## [Exercise requirements]
For each line below that includes the word "document", make a copy.

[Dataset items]
==*==

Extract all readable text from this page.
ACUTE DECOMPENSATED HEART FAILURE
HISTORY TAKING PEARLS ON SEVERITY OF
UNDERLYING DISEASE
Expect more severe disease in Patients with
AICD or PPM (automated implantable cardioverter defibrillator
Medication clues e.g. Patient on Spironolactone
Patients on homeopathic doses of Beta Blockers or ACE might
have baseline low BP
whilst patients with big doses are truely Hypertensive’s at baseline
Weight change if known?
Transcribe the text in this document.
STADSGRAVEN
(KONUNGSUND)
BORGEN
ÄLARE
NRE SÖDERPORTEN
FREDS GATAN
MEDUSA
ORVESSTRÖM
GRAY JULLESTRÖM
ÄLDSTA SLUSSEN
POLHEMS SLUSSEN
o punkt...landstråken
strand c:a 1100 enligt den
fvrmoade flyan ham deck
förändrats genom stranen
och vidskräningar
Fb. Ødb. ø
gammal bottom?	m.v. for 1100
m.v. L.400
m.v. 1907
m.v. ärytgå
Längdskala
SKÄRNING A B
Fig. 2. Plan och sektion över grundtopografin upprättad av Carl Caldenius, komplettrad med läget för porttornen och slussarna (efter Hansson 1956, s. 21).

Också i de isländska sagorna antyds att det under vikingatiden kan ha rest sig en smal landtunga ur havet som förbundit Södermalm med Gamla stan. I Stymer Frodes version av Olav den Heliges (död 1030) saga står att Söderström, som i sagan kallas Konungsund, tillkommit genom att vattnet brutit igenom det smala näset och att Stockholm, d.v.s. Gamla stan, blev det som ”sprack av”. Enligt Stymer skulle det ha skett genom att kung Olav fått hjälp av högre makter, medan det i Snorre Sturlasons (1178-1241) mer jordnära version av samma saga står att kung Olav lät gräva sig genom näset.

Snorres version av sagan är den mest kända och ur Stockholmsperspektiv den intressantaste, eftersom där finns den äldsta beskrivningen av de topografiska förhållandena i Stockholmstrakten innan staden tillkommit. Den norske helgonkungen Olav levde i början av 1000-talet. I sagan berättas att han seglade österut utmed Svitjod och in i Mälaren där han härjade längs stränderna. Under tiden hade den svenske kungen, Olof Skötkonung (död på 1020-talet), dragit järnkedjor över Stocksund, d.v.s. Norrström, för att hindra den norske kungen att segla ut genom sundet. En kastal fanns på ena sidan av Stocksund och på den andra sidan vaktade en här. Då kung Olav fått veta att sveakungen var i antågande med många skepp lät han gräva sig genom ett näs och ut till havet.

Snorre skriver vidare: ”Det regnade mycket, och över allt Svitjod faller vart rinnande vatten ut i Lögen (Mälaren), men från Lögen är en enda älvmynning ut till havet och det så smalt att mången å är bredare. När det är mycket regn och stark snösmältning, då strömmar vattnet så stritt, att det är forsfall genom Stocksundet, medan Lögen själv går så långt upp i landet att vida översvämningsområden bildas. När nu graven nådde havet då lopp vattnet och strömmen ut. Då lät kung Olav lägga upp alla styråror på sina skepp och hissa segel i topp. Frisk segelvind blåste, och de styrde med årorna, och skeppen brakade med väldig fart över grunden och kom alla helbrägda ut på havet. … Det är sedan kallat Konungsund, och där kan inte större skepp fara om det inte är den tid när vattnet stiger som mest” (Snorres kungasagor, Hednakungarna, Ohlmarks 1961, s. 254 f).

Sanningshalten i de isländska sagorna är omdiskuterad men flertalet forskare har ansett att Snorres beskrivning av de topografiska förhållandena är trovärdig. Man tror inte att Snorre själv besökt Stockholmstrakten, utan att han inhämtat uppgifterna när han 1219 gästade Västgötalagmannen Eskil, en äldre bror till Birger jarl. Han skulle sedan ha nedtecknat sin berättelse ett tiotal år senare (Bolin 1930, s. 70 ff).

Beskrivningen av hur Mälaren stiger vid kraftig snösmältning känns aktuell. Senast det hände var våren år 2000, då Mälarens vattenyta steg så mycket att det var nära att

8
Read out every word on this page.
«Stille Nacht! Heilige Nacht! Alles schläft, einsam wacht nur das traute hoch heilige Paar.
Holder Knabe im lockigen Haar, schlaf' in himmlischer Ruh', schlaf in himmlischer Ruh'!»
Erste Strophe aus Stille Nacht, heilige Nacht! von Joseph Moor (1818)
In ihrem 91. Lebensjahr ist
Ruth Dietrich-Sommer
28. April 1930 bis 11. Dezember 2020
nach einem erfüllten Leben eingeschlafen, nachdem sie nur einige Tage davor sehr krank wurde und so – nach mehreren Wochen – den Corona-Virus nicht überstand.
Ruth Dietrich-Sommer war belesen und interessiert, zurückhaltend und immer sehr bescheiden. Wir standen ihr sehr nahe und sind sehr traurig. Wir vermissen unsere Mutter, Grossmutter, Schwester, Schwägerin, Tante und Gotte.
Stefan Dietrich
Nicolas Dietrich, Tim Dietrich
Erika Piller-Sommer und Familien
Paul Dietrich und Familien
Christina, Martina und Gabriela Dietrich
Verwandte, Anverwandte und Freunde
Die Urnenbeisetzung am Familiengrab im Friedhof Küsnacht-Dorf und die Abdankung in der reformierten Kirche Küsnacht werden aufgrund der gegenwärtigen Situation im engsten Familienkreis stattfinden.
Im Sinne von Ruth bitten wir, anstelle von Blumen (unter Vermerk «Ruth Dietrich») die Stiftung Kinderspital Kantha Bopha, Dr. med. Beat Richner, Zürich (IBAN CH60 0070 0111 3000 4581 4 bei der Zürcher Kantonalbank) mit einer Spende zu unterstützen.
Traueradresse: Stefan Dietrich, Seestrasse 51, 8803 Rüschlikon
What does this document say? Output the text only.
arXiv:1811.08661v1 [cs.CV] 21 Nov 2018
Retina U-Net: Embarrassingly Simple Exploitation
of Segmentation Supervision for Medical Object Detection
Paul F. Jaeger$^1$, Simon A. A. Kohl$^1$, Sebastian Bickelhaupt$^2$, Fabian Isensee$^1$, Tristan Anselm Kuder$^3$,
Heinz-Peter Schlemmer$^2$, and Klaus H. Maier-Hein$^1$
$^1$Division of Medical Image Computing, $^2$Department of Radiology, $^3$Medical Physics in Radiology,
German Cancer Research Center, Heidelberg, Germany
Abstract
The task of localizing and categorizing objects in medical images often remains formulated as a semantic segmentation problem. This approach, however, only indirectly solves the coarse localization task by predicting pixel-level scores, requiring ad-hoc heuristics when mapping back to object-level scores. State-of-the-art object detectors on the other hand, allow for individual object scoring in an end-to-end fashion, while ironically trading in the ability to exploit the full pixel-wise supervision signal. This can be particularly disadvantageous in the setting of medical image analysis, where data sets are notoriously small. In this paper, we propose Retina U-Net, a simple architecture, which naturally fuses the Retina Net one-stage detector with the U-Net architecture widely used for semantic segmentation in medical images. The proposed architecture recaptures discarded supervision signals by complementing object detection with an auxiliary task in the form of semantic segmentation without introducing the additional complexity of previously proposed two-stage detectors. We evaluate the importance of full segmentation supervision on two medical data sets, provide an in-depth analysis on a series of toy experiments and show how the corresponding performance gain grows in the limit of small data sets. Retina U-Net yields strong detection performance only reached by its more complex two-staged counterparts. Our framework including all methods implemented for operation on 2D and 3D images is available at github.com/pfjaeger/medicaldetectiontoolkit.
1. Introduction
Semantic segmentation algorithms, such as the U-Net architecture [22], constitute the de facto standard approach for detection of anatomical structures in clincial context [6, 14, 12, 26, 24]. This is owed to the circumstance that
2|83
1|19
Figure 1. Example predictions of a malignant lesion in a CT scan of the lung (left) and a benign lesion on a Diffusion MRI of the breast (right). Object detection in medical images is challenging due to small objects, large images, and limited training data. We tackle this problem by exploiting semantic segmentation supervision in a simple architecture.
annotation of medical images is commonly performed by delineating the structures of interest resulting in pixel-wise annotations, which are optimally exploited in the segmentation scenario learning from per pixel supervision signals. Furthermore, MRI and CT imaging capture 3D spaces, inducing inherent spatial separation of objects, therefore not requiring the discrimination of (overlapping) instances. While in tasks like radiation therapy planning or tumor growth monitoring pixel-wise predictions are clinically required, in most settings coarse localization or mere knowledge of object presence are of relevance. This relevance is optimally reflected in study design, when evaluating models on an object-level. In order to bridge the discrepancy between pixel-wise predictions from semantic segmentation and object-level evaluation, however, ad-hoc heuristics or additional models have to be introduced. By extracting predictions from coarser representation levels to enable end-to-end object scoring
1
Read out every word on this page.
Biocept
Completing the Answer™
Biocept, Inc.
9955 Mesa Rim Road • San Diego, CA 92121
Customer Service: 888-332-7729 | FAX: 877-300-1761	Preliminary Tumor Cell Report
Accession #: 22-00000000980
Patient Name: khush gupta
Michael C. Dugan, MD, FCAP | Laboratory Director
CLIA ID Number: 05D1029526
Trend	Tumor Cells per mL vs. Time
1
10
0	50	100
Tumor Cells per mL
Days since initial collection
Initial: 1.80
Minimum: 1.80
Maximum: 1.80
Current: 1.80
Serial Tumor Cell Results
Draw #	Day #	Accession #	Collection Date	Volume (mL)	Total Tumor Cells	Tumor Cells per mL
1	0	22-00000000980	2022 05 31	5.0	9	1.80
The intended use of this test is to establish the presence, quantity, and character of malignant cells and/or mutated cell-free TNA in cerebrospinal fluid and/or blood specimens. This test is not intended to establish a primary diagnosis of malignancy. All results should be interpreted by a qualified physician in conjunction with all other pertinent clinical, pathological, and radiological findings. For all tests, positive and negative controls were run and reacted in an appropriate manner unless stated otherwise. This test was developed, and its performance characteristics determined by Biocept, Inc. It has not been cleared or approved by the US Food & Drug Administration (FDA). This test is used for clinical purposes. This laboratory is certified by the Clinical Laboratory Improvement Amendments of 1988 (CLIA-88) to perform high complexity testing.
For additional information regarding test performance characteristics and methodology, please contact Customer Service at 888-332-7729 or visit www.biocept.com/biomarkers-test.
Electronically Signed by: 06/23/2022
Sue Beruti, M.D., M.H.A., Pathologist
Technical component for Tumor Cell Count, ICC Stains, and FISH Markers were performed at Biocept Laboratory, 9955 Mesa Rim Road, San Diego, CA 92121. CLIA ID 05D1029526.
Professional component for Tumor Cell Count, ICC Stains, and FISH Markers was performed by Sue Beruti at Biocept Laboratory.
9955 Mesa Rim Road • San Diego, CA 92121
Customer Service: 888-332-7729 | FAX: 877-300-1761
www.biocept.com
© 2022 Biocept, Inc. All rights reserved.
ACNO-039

==*==

## [Answer box]
Transcribe the text in this document.
What does this document say? Output the text only.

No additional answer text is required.